THE DATA:
↓
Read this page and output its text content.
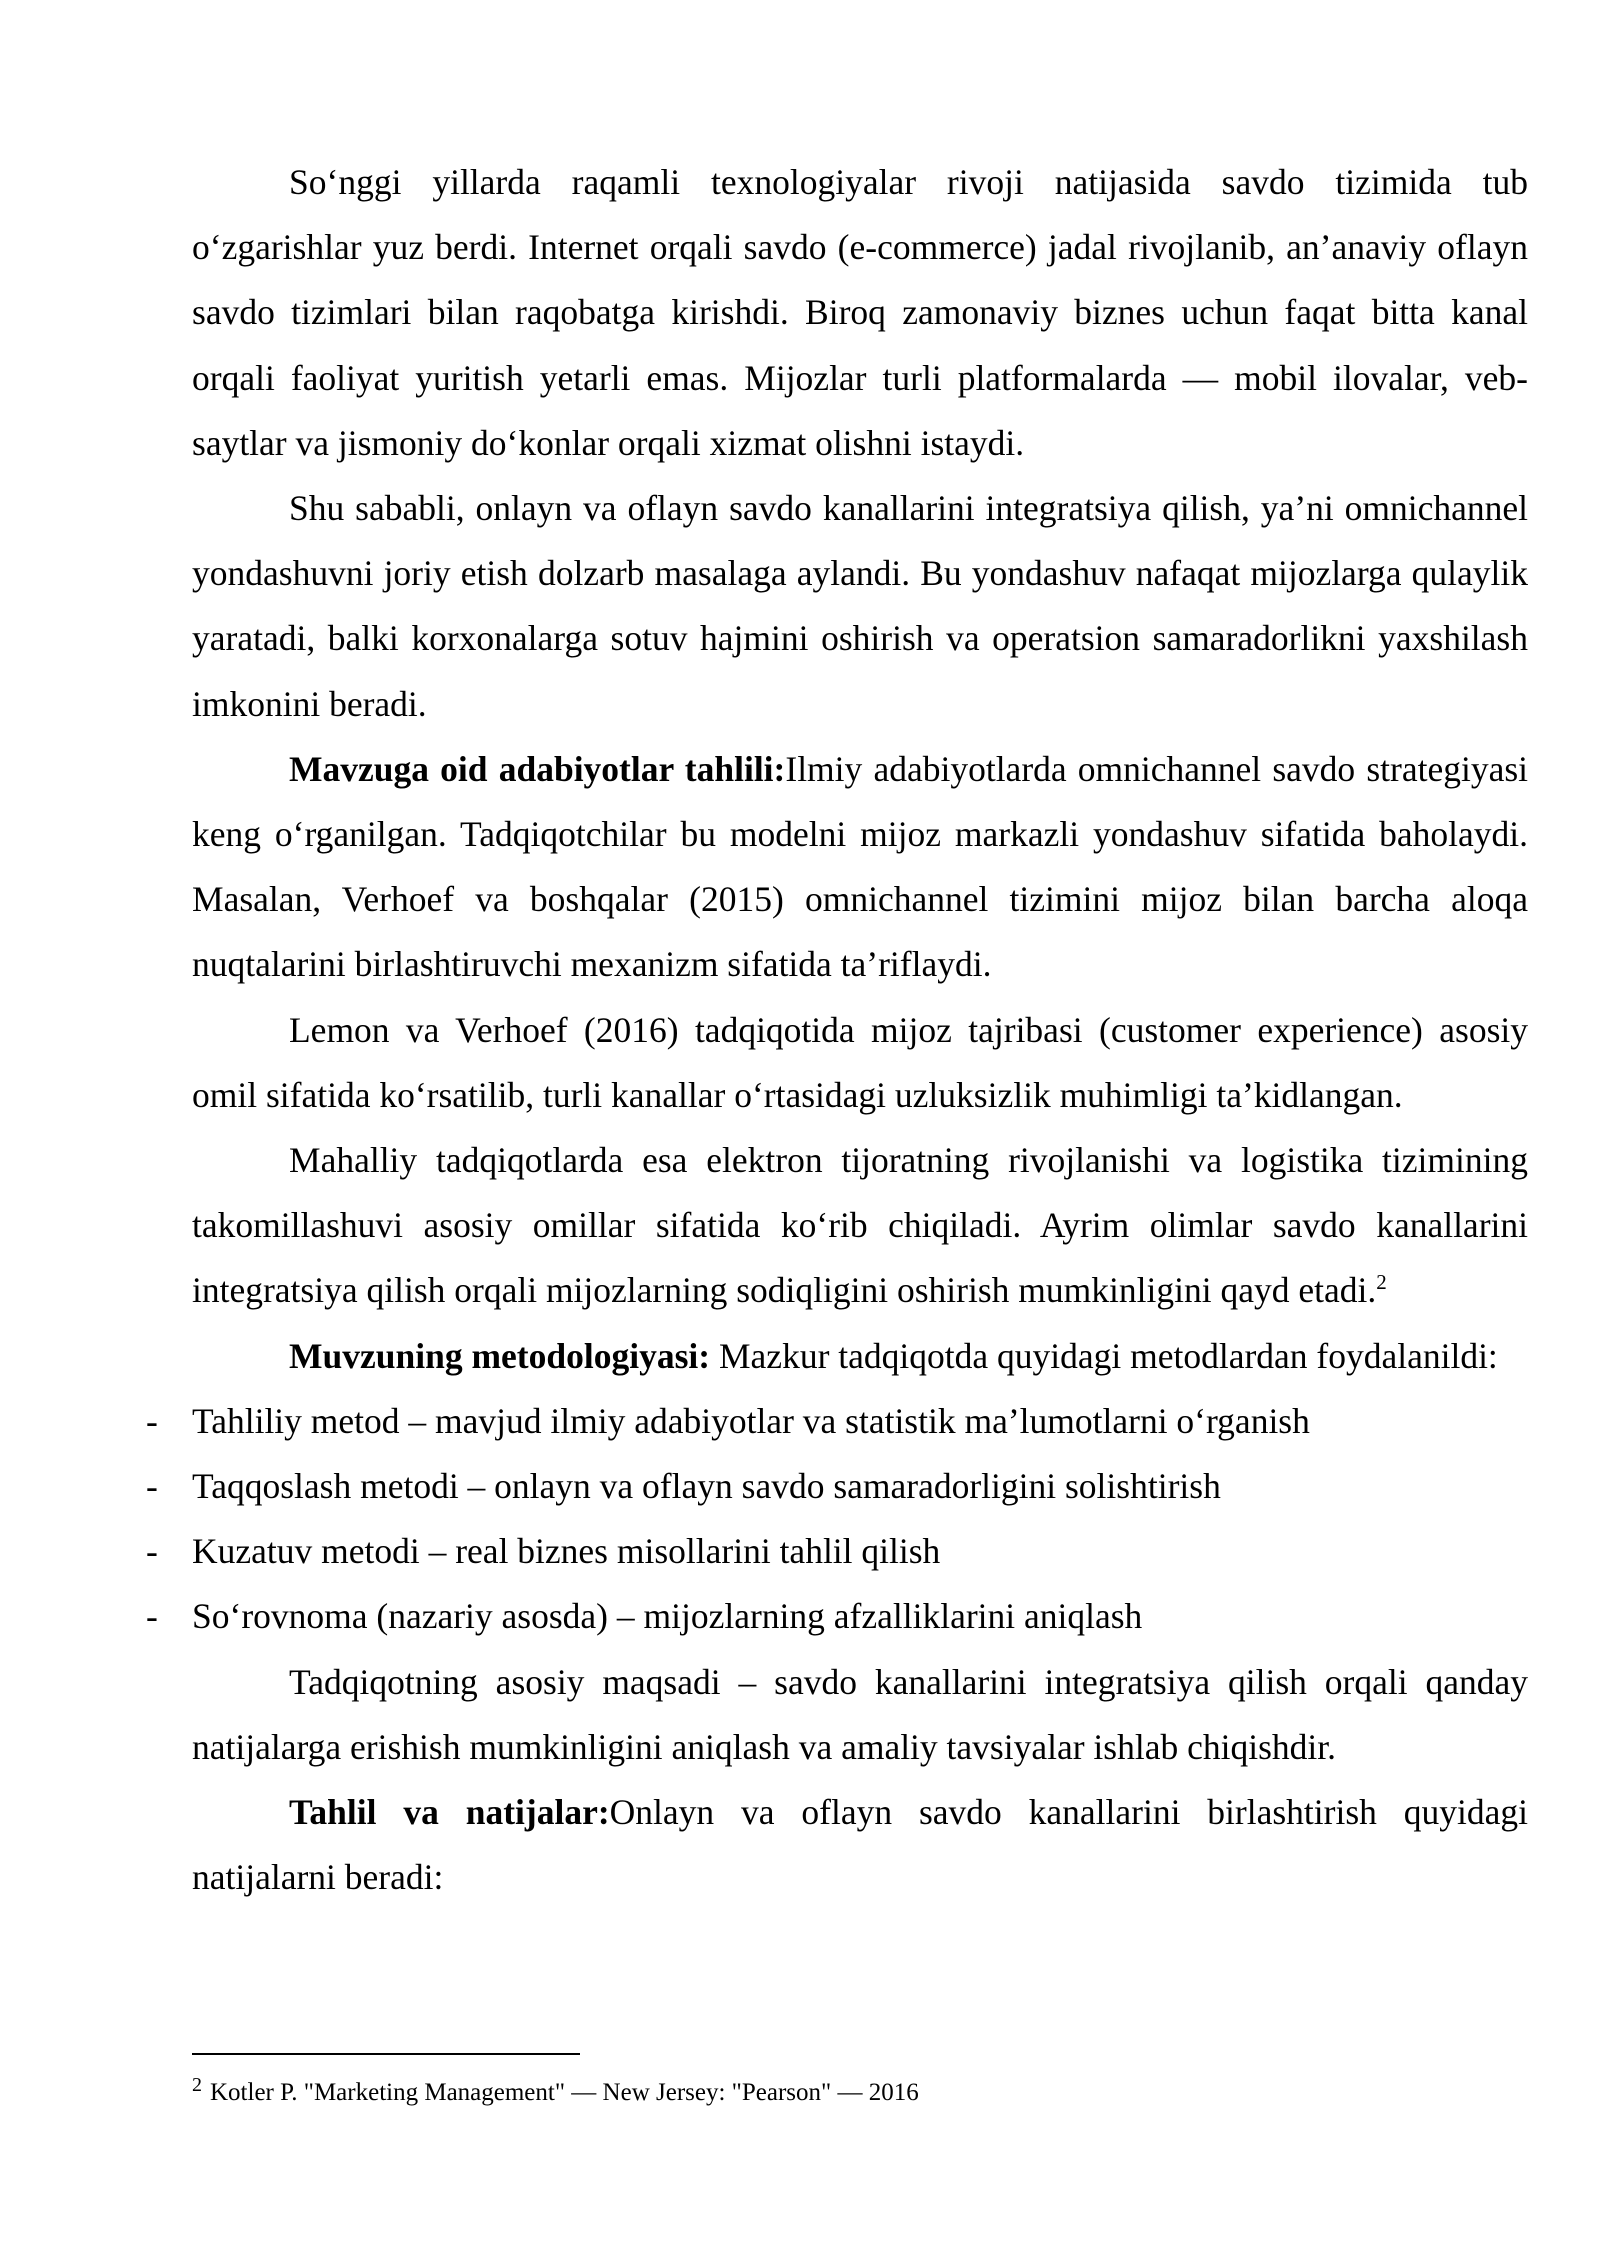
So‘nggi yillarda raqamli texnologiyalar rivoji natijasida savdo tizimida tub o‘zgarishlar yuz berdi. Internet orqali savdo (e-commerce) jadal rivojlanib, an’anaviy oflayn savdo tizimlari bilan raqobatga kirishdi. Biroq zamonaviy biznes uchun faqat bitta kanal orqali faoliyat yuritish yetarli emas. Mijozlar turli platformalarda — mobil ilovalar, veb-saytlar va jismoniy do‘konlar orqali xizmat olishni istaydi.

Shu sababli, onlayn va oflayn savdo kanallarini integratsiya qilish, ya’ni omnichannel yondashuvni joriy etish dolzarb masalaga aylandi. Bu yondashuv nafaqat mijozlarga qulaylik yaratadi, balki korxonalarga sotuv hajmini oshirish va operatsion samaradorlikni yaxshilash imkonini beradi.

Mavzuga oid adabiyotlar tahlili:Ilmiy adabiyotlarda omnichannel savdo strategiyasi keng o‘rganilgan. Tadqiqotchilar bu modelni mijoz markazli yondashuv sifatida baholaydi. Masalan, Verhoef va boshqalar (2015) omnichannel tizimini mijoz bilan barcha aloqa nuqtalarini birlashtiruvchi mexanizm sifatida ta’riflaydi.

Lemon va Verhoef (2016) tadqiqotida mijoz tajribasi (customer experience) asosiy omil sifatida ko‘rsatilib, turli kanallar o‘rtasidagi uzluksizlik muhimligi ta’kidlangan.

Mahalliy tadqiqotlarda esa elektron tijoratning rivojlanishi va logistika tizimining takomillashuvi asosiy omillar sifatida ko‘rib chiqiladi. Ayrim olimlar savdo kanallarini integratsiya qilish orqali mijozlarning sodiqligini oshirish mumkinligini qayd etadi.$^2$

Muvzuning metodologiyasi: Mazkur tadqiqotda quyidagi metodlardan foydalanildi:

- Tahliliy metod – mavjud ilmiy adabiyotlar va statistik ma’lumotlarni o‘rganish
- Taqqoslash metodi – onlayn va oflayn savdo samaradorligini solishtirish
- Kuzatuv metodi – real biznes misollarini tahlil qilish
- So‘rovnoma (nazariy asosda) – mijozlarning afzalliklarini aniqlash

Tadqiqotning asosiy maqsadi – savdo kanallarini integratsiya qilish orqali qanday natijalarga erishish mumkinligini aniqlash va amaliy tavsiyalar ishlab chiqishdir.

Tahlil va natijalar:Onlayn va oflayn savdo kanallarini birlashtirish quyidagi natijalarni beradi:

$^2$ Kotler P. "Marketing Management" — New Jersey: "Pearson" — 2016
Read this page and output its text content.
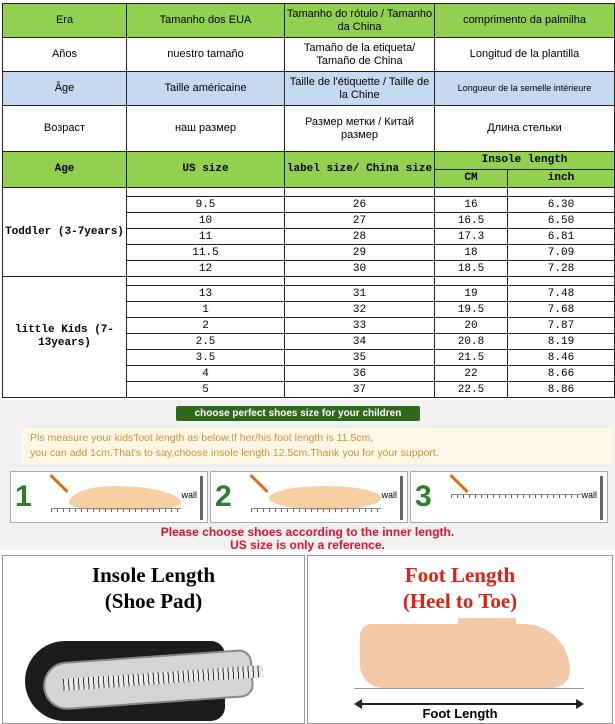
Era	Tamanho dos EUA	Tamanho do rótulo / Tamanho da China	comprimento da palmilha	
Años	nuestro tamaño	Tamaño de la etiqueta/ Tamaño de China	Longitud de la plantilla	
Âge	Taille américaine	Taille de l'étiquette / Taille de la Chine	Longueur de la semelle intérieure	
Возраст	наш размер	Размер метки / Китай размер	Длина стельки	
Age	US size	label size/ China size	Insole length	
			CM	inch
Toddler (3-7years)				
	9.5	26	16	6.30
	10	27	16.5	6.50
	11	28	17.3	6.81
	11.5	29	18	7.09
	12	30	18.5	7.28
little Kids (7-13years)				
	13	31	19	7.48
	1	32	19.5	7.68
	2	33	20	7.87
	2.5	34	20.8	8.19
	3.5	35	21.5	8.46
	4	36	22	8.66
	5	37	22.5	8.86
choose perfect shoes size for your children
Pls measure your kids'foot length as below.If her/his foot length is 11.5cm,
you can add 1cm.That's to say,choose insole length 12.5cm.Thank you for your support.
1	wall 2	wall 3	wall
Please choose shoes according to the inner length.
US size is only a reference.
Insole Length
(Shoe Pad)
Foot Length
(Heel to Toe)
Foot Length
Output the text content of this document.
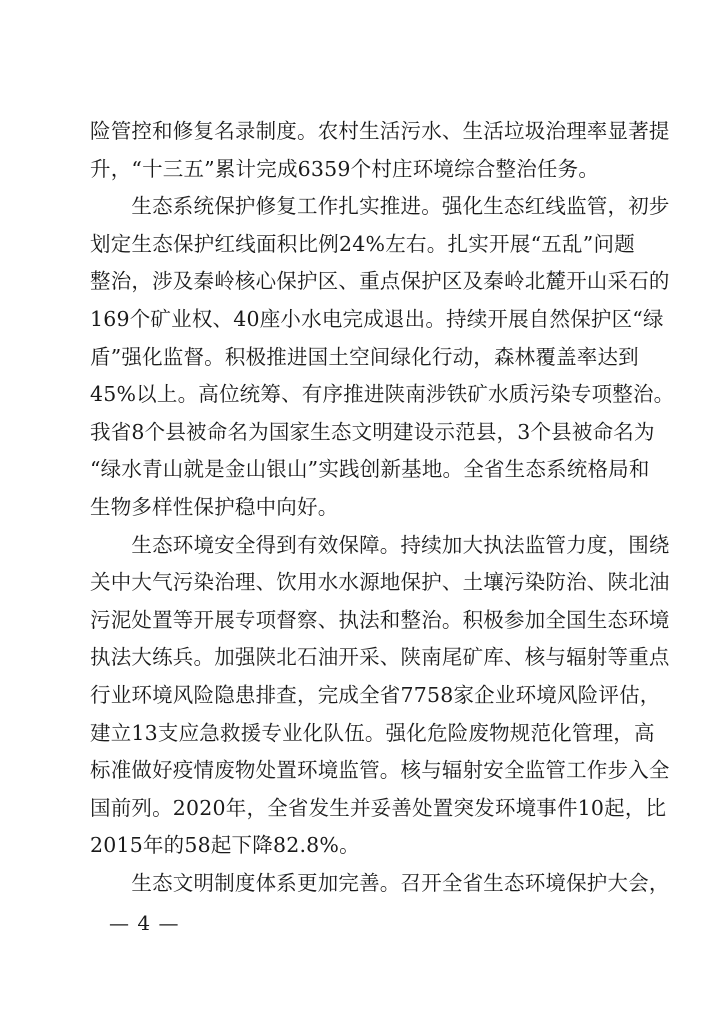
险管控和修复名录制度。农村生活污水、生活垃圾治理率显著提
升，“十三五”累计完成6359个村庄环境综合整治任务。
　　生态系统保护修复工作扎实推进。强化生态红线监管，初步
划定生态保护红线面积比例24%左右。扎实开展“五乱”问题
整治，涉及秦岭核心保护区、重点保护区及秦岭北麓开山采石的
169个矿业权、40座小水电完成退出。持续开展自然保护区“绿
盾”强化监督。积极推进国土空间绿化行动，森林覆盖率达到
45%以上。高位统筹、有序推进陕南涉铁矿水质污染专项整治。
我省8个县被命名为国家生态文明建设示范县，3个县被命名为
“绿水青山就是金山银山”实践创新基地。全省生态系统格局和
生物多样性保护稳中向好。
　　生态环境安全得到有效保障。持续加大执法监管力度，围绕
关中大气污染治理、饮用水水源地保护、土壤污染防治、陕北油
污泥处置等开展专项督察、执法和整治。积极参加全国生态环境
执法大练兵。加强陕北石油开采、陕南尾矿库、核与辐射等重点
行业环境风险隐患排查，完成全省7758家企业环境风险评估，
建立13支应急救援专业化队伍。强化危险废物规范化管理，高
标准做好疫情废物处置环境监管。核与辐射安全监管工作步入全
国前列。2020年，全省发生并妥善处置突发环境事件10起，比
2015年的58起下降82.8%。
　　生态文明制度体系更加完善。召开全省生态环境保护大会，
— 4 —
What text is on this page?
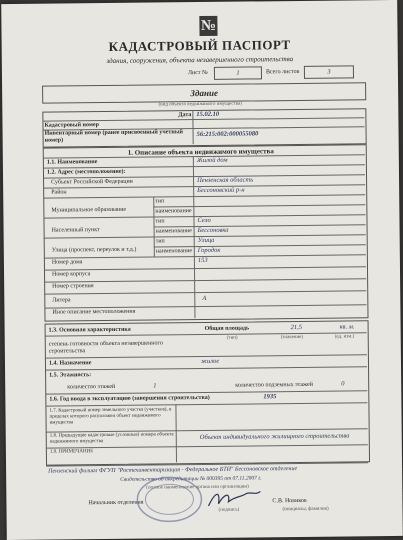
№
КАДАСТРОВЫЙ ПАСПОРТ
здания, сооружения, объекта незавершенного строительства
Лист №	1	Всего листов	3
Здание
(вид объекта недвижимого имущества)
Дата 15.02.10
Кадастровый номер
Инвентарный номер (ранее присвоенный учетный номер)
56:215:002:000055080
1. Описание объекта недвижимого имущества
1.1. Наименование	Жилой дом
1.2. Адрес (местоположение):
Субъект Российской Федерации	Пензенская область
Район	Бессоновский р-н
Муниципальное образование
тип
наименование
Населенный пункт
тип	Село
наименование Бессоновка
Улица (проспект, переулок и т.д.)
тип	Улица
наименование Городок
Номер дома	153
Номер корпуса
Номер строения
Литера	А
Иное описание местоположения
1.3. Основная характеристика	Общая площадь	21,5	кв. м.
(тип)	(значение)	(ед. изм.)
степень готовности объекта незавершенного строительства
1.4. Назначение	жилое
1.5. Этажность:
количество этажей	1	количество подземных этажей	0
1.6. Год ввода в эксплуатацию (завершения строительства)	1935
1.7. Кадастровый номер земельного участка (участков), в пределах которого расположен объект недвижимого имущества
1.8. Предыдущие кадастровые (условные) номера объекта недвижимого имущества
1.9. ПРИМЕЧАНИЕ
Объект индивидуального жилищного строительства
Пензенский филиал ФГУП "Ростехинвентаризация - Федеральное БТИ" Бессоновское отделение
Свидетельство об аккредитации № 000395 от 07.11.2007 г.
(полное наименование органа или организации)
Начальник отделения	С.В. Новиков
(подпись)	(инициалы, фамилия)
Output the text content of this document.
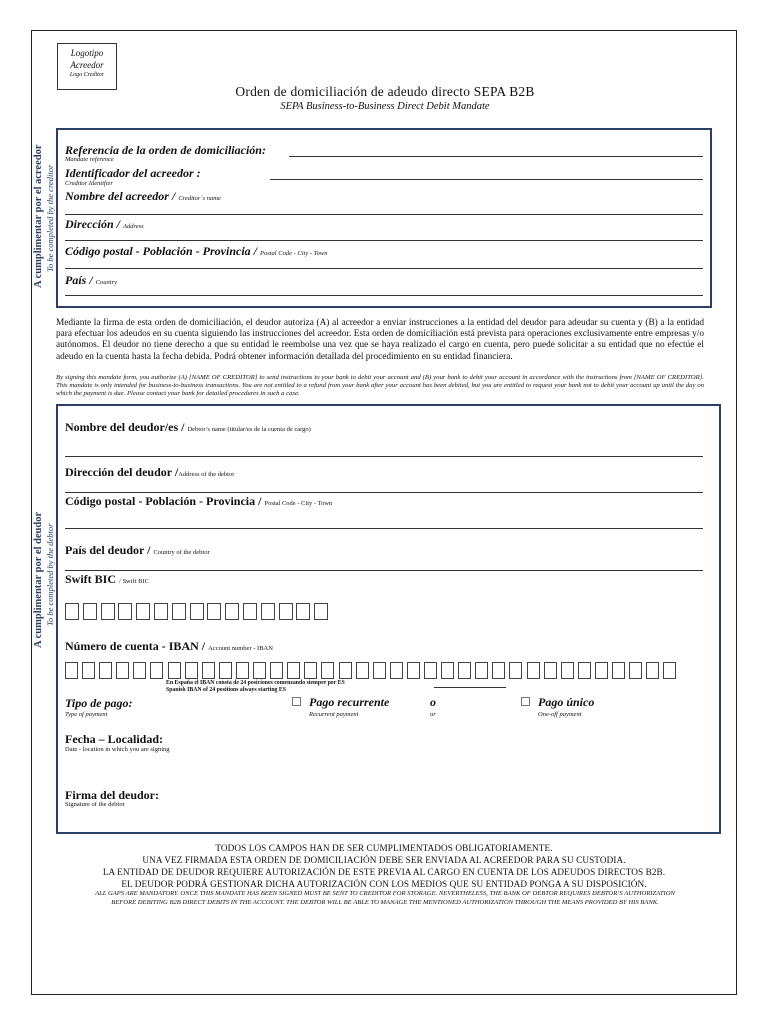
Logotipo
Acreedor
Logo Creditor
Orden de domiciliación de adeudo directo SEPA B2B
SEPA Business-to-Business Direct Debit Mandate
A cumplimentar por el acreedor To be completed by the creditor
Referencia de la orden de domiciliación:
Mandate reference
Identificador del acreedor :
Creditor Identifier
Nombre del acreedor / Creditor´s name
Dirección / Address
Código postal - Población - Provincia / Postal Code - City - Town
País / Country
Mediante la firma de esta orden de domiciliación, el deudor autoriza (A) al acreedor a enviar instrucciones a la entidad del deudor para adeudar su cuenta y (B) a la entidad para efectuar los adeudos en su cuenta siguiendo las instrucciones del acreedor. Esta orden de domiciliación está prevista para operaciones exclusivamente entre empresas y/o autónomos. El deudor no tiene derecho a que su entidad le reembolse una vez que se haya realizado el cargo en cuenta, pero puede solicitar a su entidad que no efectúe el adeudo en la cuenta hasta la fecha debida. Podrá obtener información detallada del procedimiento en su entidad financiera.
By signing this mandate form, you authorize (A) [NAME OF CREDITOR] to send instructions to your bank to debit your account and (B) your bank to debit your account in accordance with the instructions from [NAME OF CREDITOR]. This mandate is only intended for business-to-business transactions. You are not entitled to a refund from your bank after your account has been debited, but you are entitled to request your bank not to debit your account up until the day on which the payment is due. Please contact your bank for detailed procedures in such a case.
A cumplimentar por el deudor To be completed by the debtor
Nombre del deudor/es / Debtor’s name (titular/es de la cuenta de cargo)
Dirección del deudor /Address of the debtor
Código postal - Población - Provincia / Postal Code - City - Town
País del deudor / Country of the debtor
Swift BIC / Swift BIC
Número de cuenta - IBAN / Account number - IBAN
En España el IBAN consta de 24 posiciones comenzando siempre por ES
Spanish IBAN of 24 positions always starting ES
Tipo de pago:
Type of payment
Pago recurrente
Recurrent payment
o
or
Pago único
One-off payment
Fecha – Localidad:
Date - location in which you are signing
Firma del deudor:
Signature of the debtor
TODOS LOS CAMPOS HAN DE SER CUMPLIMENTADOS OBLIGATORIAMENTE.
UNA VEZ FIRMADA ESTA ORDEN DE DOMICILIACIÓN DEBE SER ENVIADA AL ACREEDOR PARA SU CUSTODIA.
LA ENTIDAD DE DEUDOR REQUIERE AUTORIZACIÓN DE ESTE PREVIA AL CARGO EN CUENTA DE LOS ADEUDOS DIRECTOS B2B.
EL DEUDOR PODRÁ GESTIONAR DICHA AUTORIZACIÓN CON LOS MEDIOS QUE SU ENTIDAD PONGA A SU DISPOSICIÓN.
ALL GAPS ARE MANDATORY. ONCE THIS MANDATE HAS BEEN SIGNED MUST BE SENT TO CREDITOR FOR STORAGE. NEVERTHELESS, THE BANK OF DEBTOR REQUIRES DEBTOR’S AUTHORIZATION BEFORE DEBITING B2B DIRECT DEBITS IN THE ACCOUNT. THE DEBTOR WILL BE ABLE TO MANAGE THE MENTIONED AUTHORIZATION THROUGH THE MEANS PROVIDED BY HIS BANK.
↑
REQUIRED WORK: Make a copy of each line that contains the string "Please".

WRITTEN SOLUTION:
Please choose shoes according to the inner length.
By signing this mandate form, you authorize (A) [NAME OF CREDITOR] to send instructions to your bank to debit your account and (B) your bank to debit your account in accordance with the instructions from [NAME OF CREDITOR]. This mandate is only intended for business-to-business transactions. You are not entitled to a refund from your bank after your account has been debited, but you are entitled to request your bank not to debit your account up until the day on which the payment is due. Please contact your bank for detailed procedures in such a case.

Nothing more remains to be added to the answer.